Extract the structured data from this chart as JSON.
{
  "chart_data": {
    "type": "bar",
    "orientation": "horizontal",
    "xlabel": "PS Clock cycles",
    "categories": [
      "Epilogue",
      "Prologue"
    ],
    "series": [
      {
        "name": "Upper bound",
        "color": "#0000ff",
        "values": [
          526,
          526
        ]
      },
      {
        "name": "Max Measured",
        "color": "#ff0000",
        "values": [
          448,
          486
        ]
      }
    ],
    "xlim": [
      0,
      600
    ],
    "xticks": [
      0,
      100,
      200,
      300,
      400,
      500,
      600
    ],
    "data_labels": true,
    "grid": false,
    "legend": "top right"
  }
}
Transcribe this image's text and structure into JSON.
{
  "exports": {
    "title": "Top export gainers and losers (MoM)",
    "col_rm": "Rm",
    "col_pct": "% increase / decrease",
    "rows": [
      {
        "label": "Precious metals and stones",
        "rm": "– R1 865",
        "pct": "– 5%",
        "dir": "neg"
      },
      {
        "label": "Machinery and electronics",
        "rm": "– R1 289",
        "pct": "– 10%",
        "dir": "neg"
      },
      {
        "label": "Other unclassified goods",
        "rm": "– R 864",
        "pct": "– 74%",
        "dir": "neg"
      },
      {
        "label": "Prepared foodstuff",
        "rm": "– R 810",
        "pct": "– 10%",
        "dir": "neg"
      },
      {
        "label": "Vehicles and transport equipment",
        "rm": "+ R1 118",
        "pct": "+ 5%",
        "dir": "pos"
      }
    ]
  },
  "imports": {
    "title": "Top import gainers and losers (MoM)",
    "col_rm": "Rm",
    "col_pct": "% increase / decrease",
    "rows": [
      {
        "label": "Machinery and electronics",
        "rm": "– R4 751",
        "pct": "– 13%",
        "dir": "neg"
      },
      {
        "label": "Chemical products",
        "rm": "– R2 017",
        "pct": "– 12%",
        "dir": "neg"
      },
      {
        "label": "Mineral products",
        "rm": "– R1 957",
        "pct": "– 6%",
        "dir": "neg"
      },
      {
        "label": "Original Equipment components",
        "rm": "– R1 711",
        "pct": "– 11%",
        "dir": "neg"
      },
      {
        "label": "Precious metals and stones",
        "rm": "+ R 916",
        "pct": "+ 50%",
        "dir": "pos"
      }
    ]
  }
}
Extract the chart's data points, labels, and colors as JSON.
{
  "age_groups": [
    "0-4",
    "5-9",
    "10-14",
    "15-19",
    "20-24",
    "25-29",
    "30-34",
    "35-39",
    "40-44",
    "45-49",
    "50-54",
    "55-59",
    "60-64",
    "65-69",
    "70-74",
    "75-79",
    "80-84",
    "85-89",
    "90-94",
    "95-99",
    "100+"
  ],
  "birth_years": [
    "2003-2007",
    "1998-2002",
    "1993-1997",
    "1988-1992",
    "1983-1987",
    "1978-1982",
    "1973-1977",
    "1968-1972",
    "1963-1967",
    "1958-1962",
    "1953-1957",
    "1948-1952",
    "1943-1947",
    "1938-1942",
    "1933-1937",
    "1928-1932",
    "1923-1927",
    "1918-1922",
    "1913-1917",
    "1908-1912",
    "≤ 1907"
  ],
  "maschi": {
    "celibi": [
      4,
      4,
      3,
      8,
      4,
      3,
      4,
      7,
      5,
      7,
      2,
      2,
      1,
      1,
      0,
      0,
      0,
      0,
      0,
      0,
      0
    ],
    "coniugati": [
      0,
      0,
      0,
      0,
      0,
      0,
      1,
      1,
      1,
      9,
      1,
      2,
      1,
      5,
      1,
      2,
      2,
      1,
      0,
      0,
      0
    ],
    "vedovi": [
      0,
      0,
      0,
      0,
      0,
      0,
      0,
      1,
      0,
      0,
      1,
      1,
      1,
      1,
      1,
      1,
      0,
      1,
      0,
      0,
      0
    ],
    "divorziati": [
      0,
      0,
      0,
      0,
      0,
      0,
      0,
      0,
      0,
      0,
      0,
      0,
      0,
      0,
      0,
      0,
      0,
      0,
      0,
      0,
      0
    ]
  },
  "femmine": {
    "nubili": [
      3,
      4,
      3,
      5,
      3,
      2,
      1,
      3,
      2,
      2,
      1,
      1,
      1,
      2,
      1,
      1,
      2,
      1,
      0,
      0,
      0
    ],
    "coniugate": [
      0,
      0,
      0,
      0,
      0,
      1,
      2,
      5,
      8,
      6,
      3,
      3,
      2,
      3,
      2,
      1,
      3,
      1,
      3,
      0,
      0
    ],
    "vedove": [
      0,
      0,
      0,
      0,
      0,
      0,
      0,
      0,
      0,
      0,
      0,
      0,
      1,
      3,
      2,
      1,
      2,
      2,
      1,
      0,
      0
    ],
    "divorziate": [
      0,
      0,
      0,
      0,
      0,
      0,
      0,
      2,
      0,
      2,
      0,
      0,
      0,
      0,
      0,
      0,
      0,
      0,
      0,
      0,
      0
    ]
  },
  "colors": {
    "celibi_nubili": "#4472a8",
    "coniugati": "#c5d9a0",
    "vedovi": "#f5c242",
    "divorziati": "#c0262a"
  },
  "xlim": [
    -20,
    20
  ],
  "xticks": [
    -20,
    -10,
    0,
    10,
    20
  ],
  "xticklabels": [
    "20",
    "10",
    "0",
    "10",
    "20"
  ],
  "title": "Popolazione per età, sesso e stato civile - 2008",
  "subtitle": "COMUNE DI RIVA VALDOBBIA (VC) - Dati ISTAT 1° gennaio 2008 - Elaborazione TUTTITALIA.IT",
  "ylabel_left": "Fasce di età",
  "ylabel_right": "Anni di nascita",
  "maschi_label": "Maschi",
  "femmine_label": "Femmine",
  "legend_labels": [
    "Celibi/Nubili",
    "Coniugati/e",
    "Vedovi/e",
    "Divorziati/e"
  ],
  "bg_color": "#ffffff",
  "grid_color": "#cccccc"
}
┄┄┄┄┄┄┄┄┄┄
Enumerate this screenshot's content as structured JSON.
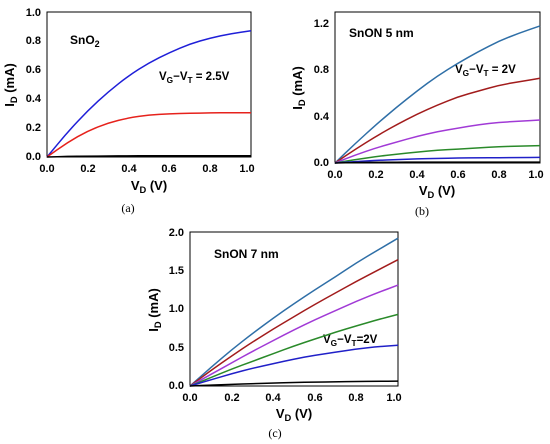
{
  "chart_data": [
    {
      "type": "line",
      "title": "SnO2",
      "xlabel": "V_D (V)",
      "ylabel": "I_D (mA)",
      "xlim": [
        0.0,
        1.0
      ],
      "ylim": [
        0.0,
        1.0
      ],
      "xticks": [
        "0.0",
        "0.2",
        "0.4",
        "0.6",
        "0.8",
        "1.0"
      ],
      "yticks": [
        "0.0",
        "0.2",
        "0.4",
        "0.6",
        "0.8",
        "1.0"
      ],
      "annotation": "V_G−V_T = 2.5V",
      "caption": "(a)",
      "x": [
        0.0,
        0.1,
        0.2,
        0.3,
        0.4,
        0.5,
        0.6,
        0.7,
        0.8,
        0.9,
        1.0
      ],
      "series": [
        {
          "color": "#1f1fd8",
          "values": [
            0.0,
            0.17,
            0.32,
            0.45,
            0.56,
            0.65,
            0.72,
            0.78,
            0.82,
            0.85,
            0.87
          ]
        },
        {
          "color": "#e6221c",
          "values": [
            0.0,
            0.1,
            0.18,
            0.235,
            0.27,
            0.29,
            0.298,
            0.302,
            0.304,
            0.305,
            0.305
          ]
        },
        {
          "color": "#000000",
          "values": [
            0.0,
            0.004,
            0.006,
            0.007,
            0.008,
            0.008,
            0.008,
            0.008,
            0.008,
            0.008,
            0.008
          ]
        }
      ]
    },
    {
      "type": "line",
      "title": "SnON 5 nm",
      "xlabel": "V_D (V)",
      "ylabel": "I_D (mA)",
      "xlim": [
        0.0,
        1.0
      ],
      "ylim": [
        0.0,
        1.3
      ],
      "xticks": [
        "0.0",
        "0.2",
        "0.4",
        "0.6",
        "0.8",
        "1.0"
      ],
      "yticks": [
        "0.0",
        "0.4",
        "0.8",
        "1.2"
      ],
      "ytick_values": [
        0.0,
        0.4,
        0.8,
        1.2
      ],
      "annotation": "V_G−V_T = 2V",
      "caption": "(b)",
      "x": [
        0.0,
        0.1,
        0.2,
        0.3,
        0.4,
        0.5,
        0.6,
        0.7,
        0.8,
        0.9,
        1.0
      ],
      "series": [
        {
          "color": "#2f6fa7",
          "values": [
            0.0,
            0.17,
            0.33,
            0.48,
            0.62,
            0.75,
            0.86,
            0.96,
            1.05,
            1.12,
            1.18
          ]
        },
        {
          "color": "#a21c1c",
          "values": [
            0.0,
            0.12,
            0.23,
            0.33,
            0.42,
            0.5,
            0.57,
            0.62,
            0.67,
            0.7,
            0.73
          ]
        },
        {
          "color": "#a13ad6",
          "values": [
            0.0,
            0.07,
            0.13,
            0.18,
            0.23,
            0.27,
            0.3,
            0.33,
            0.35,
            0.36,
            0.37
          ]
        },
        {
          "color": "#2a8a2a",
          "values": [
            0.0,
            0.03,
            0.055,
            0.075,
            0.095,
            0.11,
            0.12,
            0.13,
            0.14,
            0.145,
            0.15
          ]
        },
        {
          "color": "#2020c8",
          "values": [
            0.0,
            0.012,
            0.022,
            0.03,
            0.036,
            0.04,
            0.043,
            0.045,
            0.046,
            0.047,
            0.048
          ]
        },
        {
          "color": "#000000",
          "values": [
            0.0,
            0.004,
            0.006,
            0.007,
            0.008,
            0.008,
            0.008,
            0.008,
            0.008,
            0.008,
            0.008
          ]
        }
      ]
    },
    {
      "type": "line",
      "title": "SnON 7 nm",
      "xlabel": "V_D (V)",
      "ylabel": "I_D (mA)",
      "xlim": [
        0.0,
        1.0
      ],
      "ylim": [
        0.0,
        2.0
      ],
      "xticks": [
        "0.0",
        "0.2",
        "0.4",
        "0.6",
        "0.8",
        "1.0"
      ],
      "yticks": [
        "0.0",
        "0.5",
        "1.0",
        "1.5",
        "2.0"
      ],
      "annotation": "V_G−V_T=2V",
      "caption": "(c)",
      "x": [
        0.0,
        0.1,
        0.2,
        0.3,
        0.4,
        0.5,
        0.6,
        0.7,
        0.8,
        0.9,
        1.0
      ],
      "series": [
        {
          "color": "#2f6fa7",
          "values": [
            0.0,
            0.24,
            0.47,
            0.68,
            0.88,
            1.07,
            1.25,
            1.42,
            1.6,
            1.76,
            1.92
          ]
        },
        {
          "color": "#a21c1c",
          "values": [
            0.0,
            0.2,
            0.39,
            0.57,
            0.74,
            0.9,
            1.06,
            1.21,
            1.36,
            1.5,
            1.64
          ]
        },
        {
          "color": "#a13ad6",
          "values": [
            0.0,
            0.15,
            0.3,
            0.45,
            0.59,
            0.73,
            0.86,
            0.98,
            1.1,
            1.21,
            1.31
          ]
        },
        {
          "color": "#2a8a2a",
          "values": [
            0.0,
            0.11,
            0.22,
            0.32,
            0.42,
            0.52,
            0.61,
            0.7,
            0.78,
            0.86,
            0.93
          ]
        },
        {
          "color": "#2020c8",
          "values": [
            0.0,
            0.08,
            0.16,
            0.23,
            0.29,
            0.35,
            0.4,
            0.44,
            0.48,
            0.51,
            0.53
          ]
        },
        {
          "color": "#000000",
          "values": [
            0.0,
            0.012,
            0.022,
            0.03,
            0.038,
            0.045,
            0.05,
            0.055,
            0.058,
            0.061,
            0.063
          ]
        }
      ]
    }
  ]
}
┄┄┄┄┄┄┄┄┄┄
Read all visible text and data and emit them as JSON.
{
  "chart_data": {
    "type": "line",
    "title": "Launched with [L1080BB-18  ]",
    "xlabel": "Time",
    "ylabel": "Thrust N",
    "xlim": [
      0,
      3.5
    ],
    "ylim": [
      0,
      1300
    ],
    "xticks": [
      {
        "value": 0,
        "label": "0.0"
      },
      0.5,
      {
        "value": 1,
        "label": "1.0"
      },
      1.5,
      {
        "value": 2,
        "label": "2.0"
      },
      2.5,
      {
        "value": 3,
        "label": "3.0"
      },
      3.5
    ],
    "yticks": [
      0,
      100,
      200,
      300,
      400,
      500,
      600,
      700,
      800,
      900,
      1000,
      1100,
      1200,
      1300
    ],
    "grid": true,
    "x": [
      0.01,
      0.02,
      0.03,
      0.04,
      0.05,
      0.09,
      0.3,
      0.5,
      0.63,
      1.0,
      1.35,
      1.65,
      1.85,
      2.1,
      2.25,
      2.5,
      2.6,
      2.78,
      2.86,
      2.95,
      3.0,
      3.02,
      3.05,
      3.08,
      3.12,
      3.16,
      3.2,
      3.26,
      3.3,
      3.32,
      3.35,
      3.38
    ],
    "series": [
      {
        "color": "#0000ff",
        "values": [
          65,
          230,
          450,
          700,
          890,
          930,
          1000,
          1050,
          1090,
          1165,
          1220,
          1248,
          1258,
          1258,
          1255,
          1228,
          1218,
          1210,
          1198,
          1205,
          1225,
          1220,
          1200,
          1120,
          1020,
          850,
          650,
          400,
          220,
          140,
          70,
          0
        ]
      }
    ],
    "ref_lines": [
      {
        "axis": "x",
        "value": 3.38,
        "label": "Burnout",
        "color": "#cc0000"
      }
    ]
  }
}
┄┄┄┄┄┄┄┄┄┄
Exercise prompt — Say how many lines above contain the string "gainers". Answer with the number only.

Answer in full — 2